- [Exercise]
An exact reproduction of the records is required, with all images left out.

- [Given data]

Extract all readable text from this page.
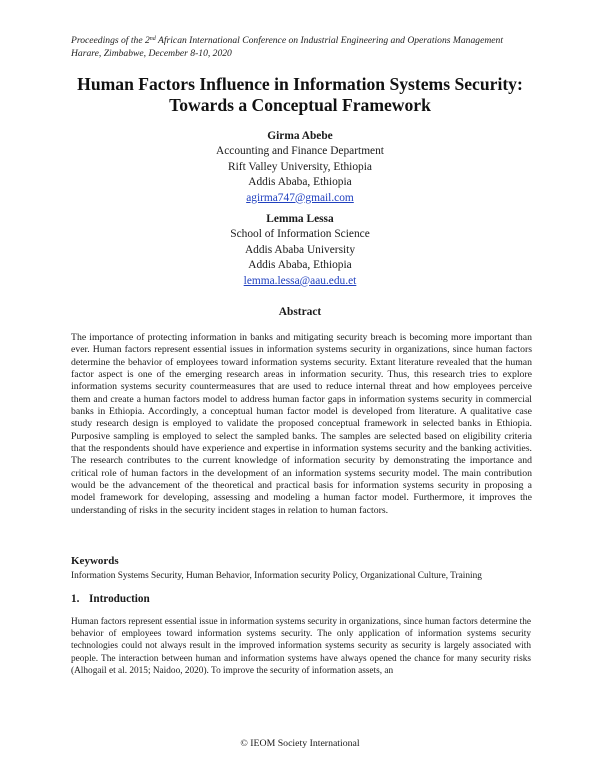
Proceedings of the 2nd African International Conference on Industrial Engineering and Operations Management
Harare, Zimbabwe, December 8-10, 2020
Human Factors Influence in Information Systems Security:
Towards a Conceptual Framework
Girma Abebe
Accounting and Finance Department
Rift Valley University, Ethiopia
Addis Ababa, Ethiopia
agirma747@gmail.com
Lemma Lessa
School of Information Science
Addis Ababa University
Addis Ababa, Ethiopia
lemma.lessa@aau.edu.et
Abstract
The importance of protecting information in banks and mitigating security breach is becoming more important than ever. Human factors represent essential issues in information systems security in organizations, since human factors determine the behavior of employees toward information systems security. Extant literature revealed that the human factor aspect is one of the emerging research areas in information security. Thus, this research tries to explore information systems security countermeasures that are used to reduce internal threat and how employees perceive them and create a human factors model to address human factor gaps in information systems security in commercial banks in Ethiopia. Accordingly, a conceptual human factor model is developed from literature. A qualitative case study research design is employed to validate the proposed conceptual framework in selected banks in Ethiopia. Purposive sampling is employed to select the sampled banks. The samples are selected based on eligibility criteria that the respondents should have experience and expertise in information systems security and the banking activities. The research contributes to the current knowledge of information security by demonstrating the importance and critical role of human factors in the development of an information systems security model. The main contribution would be the advancement of the theoretical and practical basis for information systems security in proposing a model framework for developing, assessing and modeling a human factor model. Furthermore, it improves the understanding of risks in the security incident stages in relation to human factors.
Keywords
Information Systems Security, Human Behavior, Information security Policy, Organizational Culture, Training
1. Introduction
Human factors represent essential issue in information systems security in organizations, since human factors determine the behavior of employees toward information systems security. The only application of information systems security technologies could not always result in the improved information systems security as security is largely associated with people. The interaction between human and information systems have always opened the chance for many security risks (Alhogail et al. 2015; Naidoo, 2020). To improve the security of information assets, an
© IEOM Society International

- [Response below]
Extract all readable text from this page.
Proceedings of the 2nd African International Conference on Industrial Engineering and Operations Management
Harare, Zimbabwe, December 8-10, 2020
Human Factors Influence in Information Systems Security:
Towards a Conceptual Framework
Girma Abebe
Accounting and Finance Department
Rift Valley University, Ethiopia
Addis Ababa, Ethiopia
agirma747@gmail.com
Lemma Lessa
School of Information Science
Addis Ababa University
Addis Ababa, Ethiopia
lemma.lessa@aau.edu.et
Abstract
The importance of protecting information in banks and mitigating security breach is becoming more important than ever. Human factors represent essential issues in information systems security in organizations, since human factors determine the behavior of employees toward information systems security. Extant literature revealed that the human factor aspect is one of the emerging research areas in information security. Thus, this research tries to explore information systems security countermeasures that are used to reduce internal threat and how employees perceive them and create a human factors model to address human factor gaps in information systems security in commercial banks in Ethiopia. Accordingly, a conceptual human factor model is developed from literature. A qualitative case study research design is employed to validate the proposed conceptual framework in selected banks in Ethiopia. Purposive sampling is employed to select the sampled banks. The samples are selected based on eligibility criteria that the respondents should have experience and expertise in information systems security and the banking activities. The research contributes to the current knowledge of information security by demonstrating the importance and critical role of human factors in the development of an information systems security model. The main contribution would be the advancement of the theoretical and practical basis for information systems security in proposing a model framework for developing, assessing and modeling a human factor model. Furthermore, it improves the understanding of risks in the security incident stages in relation to human factors.
Keywords
Information Systems Security, Human Behavior, Information security Policy, Organizational Culture, Training
1. Introduction
Human factors represent essential issue in information systems security in organizations, since human factors determine the behavior of employees toward information systems security. The only application of information systems security technologies could not always result in the improved information systems security as security is largely associated with people. The interaction between human and information systems have always opened the chance for many security risks (Alhogail et al. 2015; Naidoo, 2020). To improve the security of information assets, an
© IEOM Society International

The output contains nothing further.